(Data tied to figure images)

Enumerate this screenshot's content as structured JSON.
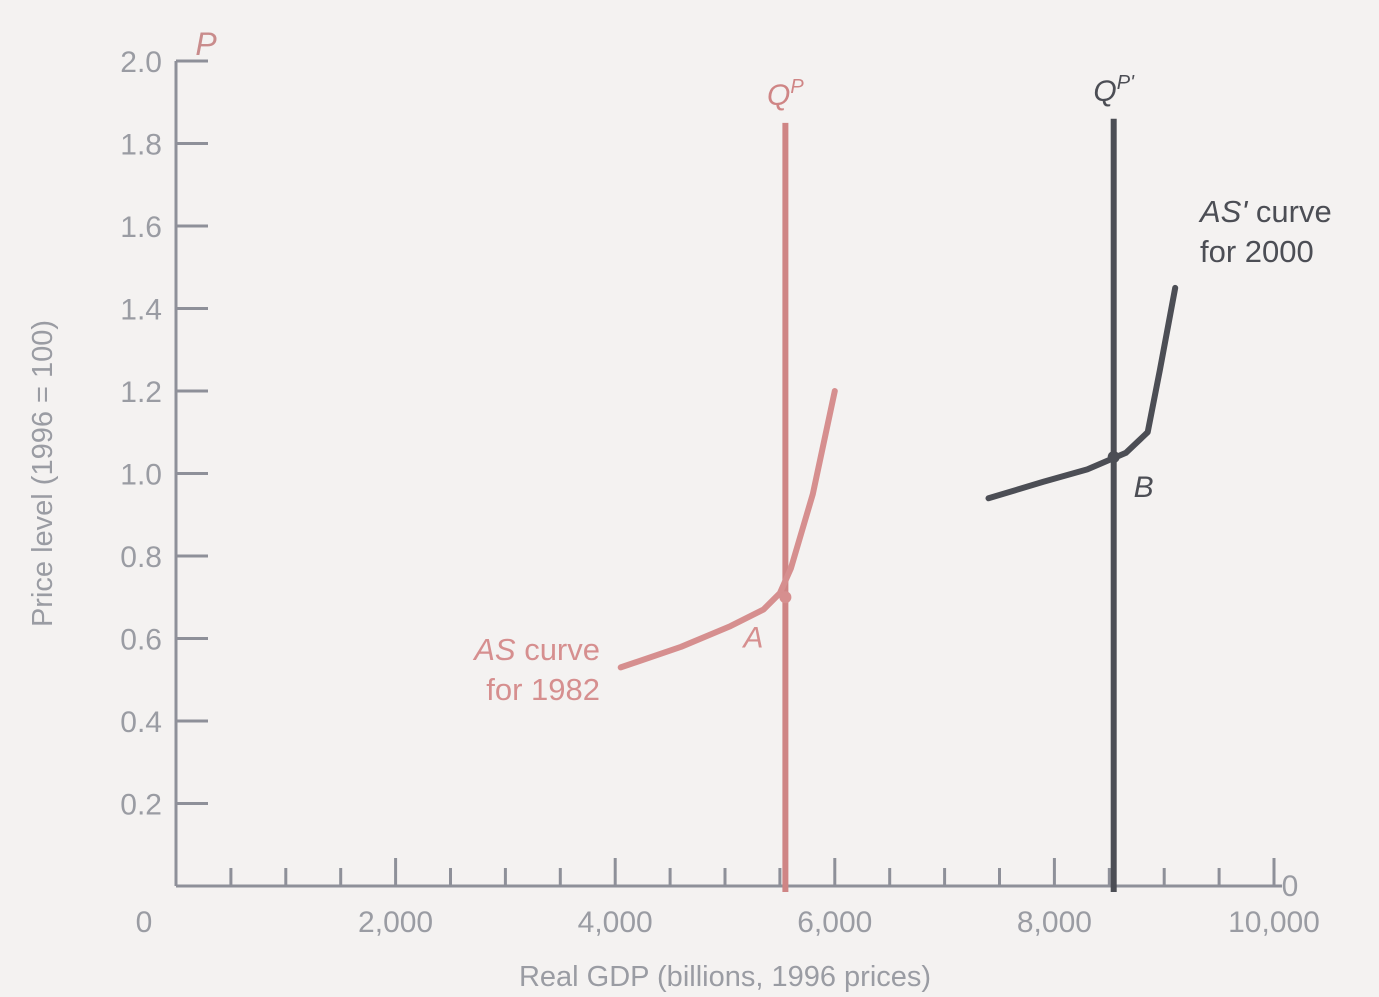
{
  "chart_data": {
    "type": "line",
    "xlabel": "Real GDP (billions, 1996 prices)",
    "ylabel": "Price level (1996 = 100)",
    "y_axis_letter": "P",
    "xlim": [
      0,
      10000
    ],
    "ylim": [
      0,
      2.0
    ],
    "x_origin_label": "0",
    "right_axis_zero_label": "0",
    "x_ticks": [
      {
        "value": 2000,
        "label": "2,000"
      },
      {
        "value": 4000,
        "label": "4,000"
      },
      {
        "value": 6000,
        "label": "6,000"
      },
      {
        "value": 8000,
        "label": "8,000"
      },
      {
        "value": 10000,
        "label": "10,000"
      }
    ],
    "x_minor_step": 500,
    "y_ticks": [
      {
        "value": 0.2,
        "label": "0.2"
      },
      {
        "value": 0.4,
        "label": "0.4"
      },
      {
        "value": 0.6,
        "label": "0.6"
      },
      {
        "value": 0.8,
        "label": "0.8"
      },
      {
        "value": 1.0,
        "label": "1.0"
      },
      {
        "value": 1.2,
        "label": "1.2"
      },
      {
        "value": 1.4,
        "label": "1.4"
      },
      {
        "value": 1.6,
        "label": "1.6"
      },
      {
        "value": 1.8,
        "label": "1.8"
      },
      {
        "value": 2.0,
        "label": "2.0"
      }
    ],
    "series": [
      {
        "key": "as_1982",
        "label_italic": "AS",
        "label_rest": " curve",
        "label_line2": "for 1982",
        "color": "#d68f8f",
        "points": [
          [
            4050,
            0.53
          ],
          [
            4600,
            0.58
          ],
          [
            5050,
            0.63
          ],
          [
            5350,
            0.67
          ],
          [
            5500,
            0.71
          ],
          [
            5600,
            0.77
          ],
          [
            5800,
            0.95
          ],
          [
            6000,
            1.2
          ]
        ]
      },
      {
        "key": "as_2000",
        "label_italic": "AS'",
        "label_rest": " curve",
        "label_line2": "for 2000",
        "color": "#4c4e55",
        "points": [
          [
            7400,
            0.94
          ],
          [
            7900,
            0.98
          ],
          [
            8300,
            1.01
          ],
          [
            8650,
            1.05
          ],
          [
            8850,
            1.1
          ],
          [
            8960,
            1.25
          ],
          [
            9100,
            1.45
          ]
        ]
      }
    ],
    "vertical_lines": [
      {
        "key": "qp_1982",
        "x": 5550,
        "y_top": 1.85,
        "label_base": "Q",
        "label_sup": "P",
        "color": "#cf8585"
      },
      {
        "key": "qp_2000",
        "x": 8540,
        "y_top": 1.86,
        "label_base": "Q",
        "label_sup": "P'",
        "color": "#4c4e55"
      }
    ],
    "points": [
      {
        "key": "A",
        "label": "A",
        "x": 5550,
        "y": 0.7,
        "color": "#d68f8f"
      },
      {
        "key": "B",
        "label": "B",
        "x": 8540,
        "y": 1.04,
        "color": "#4c4e55"
      }
    ],
    "grid": false
  }
}
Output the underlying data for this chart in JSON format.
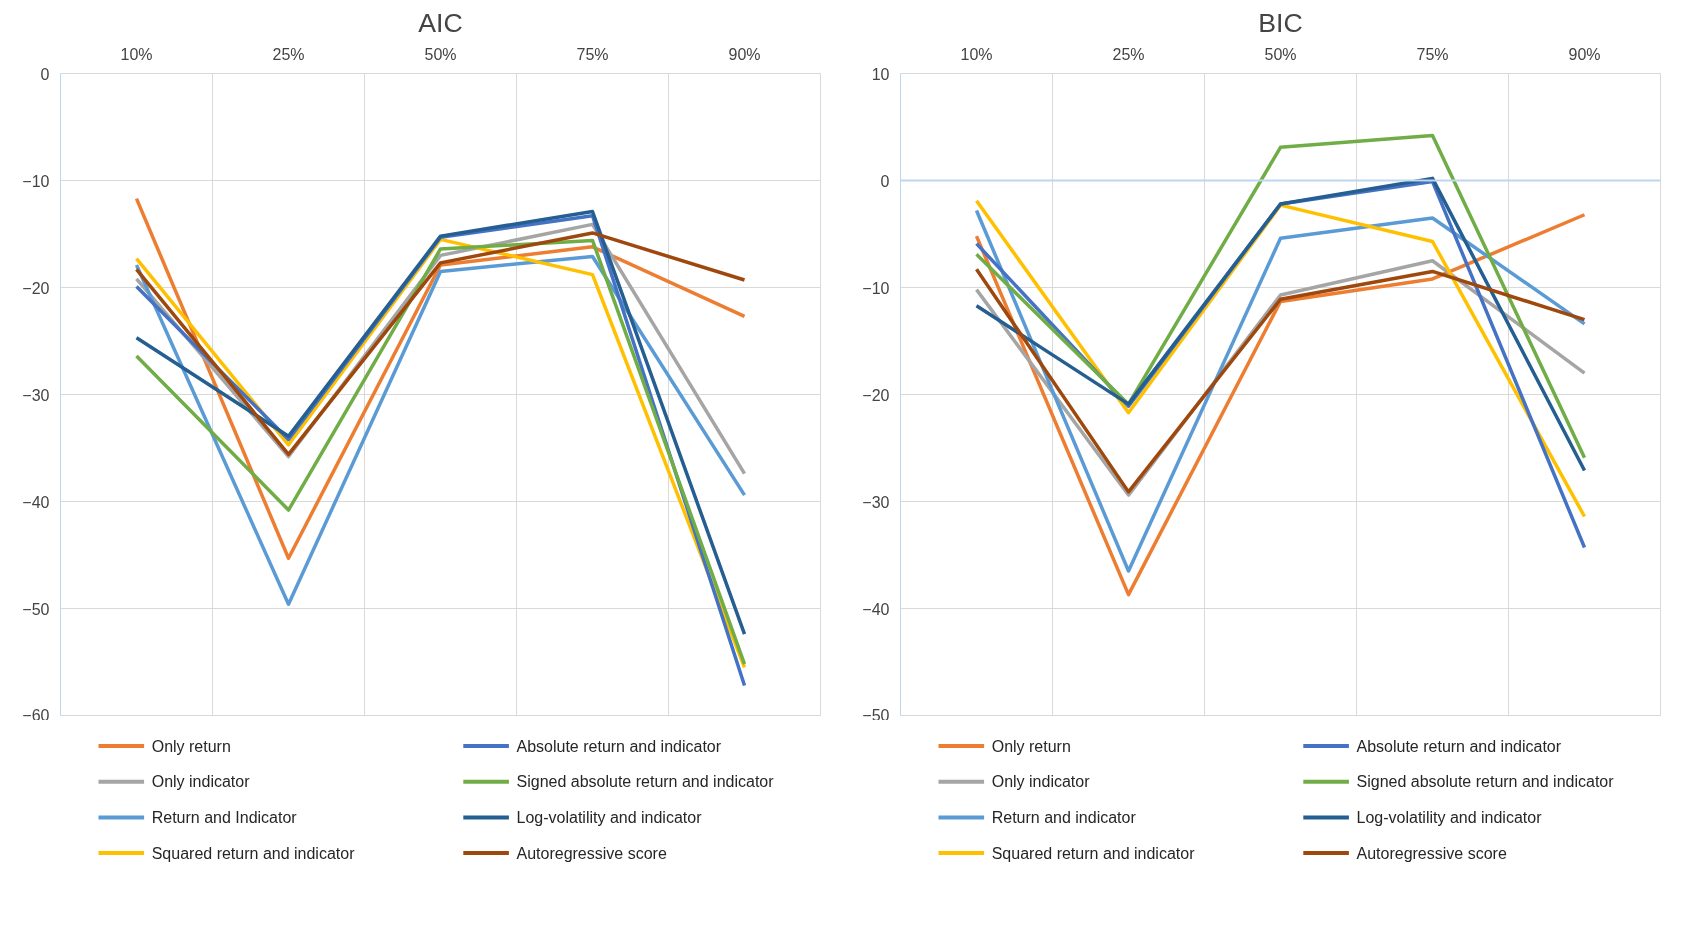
{
  "chart_data": [
    {
      "type": "line",
      "title": "AIC",
      "categories": [
        "10%",
        "25%",
        "50%",
        "75%",
        "90%"
      ],
      "ylim": [
        -60,
        0
      ],
      "yticks": [
        -60,
        -50,
        -40,
        -30,
        -20,
        -10,
        0
      ],
      "grid": true,
      "legend": "bottom",
      "series": [
        {
          "name": "Only return",
          "color": "#ed7d31",
          "values": [
            -11.7,
            -45.3,
            -17.9,
            -16.2,
            -22.7
          ]
        },
        {
          "name": "Only indicator",
          "color": "#a5a5a5",
          "values": [
            -19.2,
            -35.8,
            -17.0,
            -14.1,
            -37.4
          ]
        },
        {
          "name": "Return and Indicator",
          "color": "#5b9bd5",
          "values": [
            -17.9,
            -49.6,
            -18.5,
            -17.1,
            -39.4
          ]
        },
        {
          "name": "Squared return and indicator",
          "color": "#ffc000",
          "values": [
            -17.3,
            -34.7,
            -15.5,
            -18.8,
            -55.5
          ]
        },
        {
          "name": "Absolute return and indicator",
          "color": "#4472c4",
          "values": [
            -19.9,
            -34.2,
            -15.3,
            -13.3,
            -57.2
          ]
        },
        {
          "name": "Signed absolute return and indicator",
          "color": "#70ad47",
          "values": [
            -26.4,
            -40.8,
            -16.4,
            -15.6,
            -55.2
          ]
        },
        {
          "name": "Log-volatility and indicator",
          "color": "#255e91",
          "values": [
            -24.7,
            -33.9,
            -15.2,
            -12.9,
            -52.4
          ]
        },
        {
          "name": "Autoregressive score",
          "color": "#9e480e",
          "values": [
            -18.3,
            -35.6,
            -17.7,
            -14.9,
            -19.3
          ]
        }
      ]
    },
    {
      "type": "line",
      "title": "BIC",
      "categories": [
        "10%",
        "25%",
        "50%",
        "75%",
        "90%"
      ],
      "ylim": [
        -50,
        10
      ],
      "yticks": [
        -50,
        -40,
        -30,
        -20,
        -10,
        0,
        10
      ],
      "grid": true,
      "legend": "bottom",
      "ref_lines": [
        {
          "axis": "y",
          "value": 0,
          "color": "#bdd7ee"
        }
      ],
      "series": [
        {
          "name": "Only return",
          "color": "#ed7d31",
          "values": [
            -5.2,
            -38.7,
            -11.3,
            -9.2,
            -3.2
          ]
        },
        {
          "name": "Only indicator",
          "color": "#a5a5a5",
          "values": [
            -10.2,
            -29.4,
            -10.7,
            -7.5,
            -18.0
          ]
        },
        {
          "name": "Return and indicator",
          "color": "#5b9bd5",
          "values": [
            -2.8,
            -36.5,
            -5.4,
            -3.5,
            -13.4
          ]
        },
        {
          "name": "Squared return and indicator",
          "color": "#ffc000",
          "values": [
            -1.9,
            -21.7,
            -2.3,
            -5.7,
            -31.4
          ]
        },
        {
          "name": "Absolute return and indicator",
          "color": "#4472c4",
          "values": [
            -5.9,
            -21.1,
            -2.2,
            -0.1,
            -34.3
          ]
        },
        {
          "name": "Signed absolute return and indicator",
          "color": "#70ad47",
          "values": [
            -6.9,
            -20.9,
            3.1,
            4.2,
            -25.9
          ]
        },
        {
          "name": "Log-volatility and indicator",
          "color": "#255e91",
          "values": [
            -11.7,
            -20.9,
            -2.2,
            0.2,
            -27.1
          ]
        },
        {
          "name": "Autoregressive score",
          "color": "#9e480e",
          "values": [
            -8.3,
            -29.1,
            -11.1,
            -8.5,
            -13.0
          ]
        }
      ]
    }
  ]
}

» **Request**
Pictures are to be left out; all else in the entries above is to be quoted exactly.

» **Solution for this task**
Enumerate this screenshot's content as structured JSON.
{
  "chart_data": {
    "type": "line",
    "xlabel": "Real GDP (billions, 1996 prices)",
    "ylabel": "Price level (1996 = 100)",
    "y_axis_letter": "P",
    "xlim": [
      0,
      10000
    ],
    "ylim": [
      0,
      2.0
    ],
    "x_origin_label": "0",
    "right_axis_zero_label": "0",
    "x_ticks": [
      {
        "value": 2000,
        "label": "2,000"
      },
      {
        "value": 4000,
        "label": "4,000"
      },
      {
        "value": 6000,
        "label": "6,000"
      },
      {
        "value": 8000,
        "label": "8,000"
      },
      {
        "value": 10000,
        "label": "10,000"
      }
    ],
    "x_minor_step": 500,
    "y_ticks": [
      {
        "value": 0.2,
        "label": "0.2"
      },
      {
        "value": 0.4,
        "label": "0.4"
      },
      {
        "value": 0.6,
        "label": "0.6"
      },
      {
        "value": 0.8,
        "label": "0.8"
      },
      {
        "value": 1.0,
        "label": "1.0"
      },
      {
        "value": 1.2,
        "label": "1.2"
      },
      {
        "value": 1.4,
        "label": "1.4"
      },
      {
        "value": 1.6,
        "label": "1.6"
      },
      {
        "value": 1.8,
        "label": "1.8"
      },
      {
        "value": 2.0,
        "label": "2.0"
      }
    ],
    "series": [
      {
        "key": "as_1982",
        "label_italic": "AS",
        "label_rest": " curve",
        "label_line2": "for 1982",
        "color": "#d68f8f",
        "points": [
          [
            4050,
            0.53
          ],
          [
            4600,
            0.58
          ],
          [
            5050,
            0.63
          ],
          [
            5350,
            0.67
          ],
          [
            5500,
            0.71
          ],
          [
            5600,
            0.77
          ],
          [
            5800,
            0.95
          ],
          [
            6000,
            1.2
          ]
        ]
      },
      {
        "key": "as_2000",
        "label_italic": "AS'",
        "label_rest": " curve",
        "label_line2": "for 2000",
        "color": "#4c4e55",
        "points": [
          [
            7400,
            0.94
          ],
          [
            7900,
            0.98
          ],
          [
            8300,
            1.01
          ],
          [
            8650,
            1.05
          ],
          [
            8850,
            1.1
          ],
          [
            8960,
            1.25
          ],
          [
            9100,
            1.45
          ]
        ]
      }
    ],
    "vertical_lines": [
      {
        "key": "qp_1982",
        "x": 5550,
        "y_top": 1.85,
        "label_base": "Q",
        "label_sup": "P",
        "color": "#cf8585"
      },
      {
        "key": "qp_2000",
        "x": 8540,
        "y_top": 1.86,
        "label_base": "Q",
        "label_sup": "P'",
        "color": "#4c4e55"
      }
    ],
    "points": [
      {
        "key": "A",
        "label": "A",
        "x": 5550,
        "y": 0.7,
        "color": "#d68f8f"
      },
      {
        "key": "B",
        "label": "B",
        "x": 8540,
        "y": 1.04,
        "color": "#4c4e55"
      }
    ],
    "grid": false
  }
}
Output the underlying data for this chart in JSON format.
{
  "chart_data": [
    {
      "type": "line",
      "title": "AIC",
      "categories": [
        "10%",
        "25%",
        "50%",
        "75%",
        "90%"
      ],
      "ylim": [
        -60,
        0
      ],
      "yticks": [
        -60,
        -50,
        -40,
        -30,
        -20,
        -10,
        0
      ],
      "grid": true,
      "legend": "bottom",
      "series": [
        {
          "name": "Only return",
          "color": "#ed7d31",
          "values": [
            -11.7,
            -45.3,
            -17.9,
            -16.2,
            -22.7
          ]
        },
        {
          "name": "Only indicator",
          "color": "#a5a5a5",
          "values": [
            -19.2,
            -35.8,
            -17.0,
            -14.1,
            -37.4
          ]
        },
        {
          "name": "Return and Indicator",
          "color": "#5b9bd5",
          "values": [
            -17.9,
            -49.6,
            -18.5,
            -17.1,
            -39.4
          ]
        },
        {
          "name": "Squared return and indicator",
          "color": "#ffc000",
          "values": [
            -17.3,
            -34.7,
            -15.5,
            -18.8,
            -55.5
          ]
        },
        {
          "name": "Absolute return and indicator",
          "color": "#4472c4",
          "values": [
            -19.9,
            -34.2,
            -15.3,
            -13.3,
            -57.2
          ]
        },
        {
          "name": "Signed absolute return and indicator",
          "color": "#70ad47",
          "values": [
            -26.4,
            -40.8,
            -16.4,
            -15.6,
            -55.2
          ]
        },
        {
          "name": "Log-volatility and indicator",
          "color": "#255e91",
          "values": [
            -24.7,
            -33.9,
            -15.2,
            -12.9,
            -52.4
          ]
        },
        {
          "name": "Autoregressive score",
          "color": "#9e480e",
          "values": [
            -18.3,
            -35.6,
            -17.7,
            -14.9,
            -19.3
          ]
        }
      ]
    },
    {
      "type": "line",
      "title": "BIC",
      "categories": [
        "10%",
        "25%",
        "50%",
        "75%",
        "90%"
      ],
      "ylim": [
        -50,
        10
      ],
      "yticks": [
        -50,
        -40,
        -30,
        -20,
        -10,
        0,
        10
      ],
      "grid": true,
      "legend": "bottom",
      "ref_lines": [
        {
          "axis": "y",
          "value": 0,
          "color": "#bdd7ee"
        }
      ],
      "series": [
        {
          "name": "Only return",
          "color": "#ed7d31",
          "values": [
            -5.2,
            -38.7,
            -11.3,
            -9.2,
            -3.2
          ]
        },
        {
          "name": "Only indicator",
          "color": "#a5a5a5",
          "values": [
            -10.2,
            -29.4,
            -10.7,
            -7.5,
            -18.0
          ]
        },
        {
          "name": "Return and indicator",
          "color": "#5b9bd5",
          "values": [
            -2.8,
            -36.5,
            -5.4,
            -3.5,
            -13.4
          ]
        },
        {
          "name": "Squared return and indicator",
          "color": "#ffc000",
          "values": [
            -1.9,
            -21.7,
            -2.3,
            -5.7,
            -31.4
          ]
        },
        {
          "name": "Absolute return and indicator",
          "color": "#4472c4",
          "values": [
            -5.9,
            -21.1,
            -2.2,
            -0.1,
            -34.3
          ]
        },
        {
          "name": "Signed absolute return and indicator",
          "color": "#70ad47",
          "values": [
            -6.9,
            -20.9,
            3.1,
            4.2,
            -25.9
          ]
        },
        {
          "name": "Log-volatility and indicator",
          "color": "#255e91",
          "values": [
            -11.7,
            -20.9,
            -2.2,
            0.2,
            -27.1
          ]
        },
        {
          "name": "Autoregressive score",
          "color": "#9e480e",
          "values": [
            -8.3,
            -29.1,
            -11.1,
            -8.5,
            -13.0
          ]
        }
      ]
    }
  ]
}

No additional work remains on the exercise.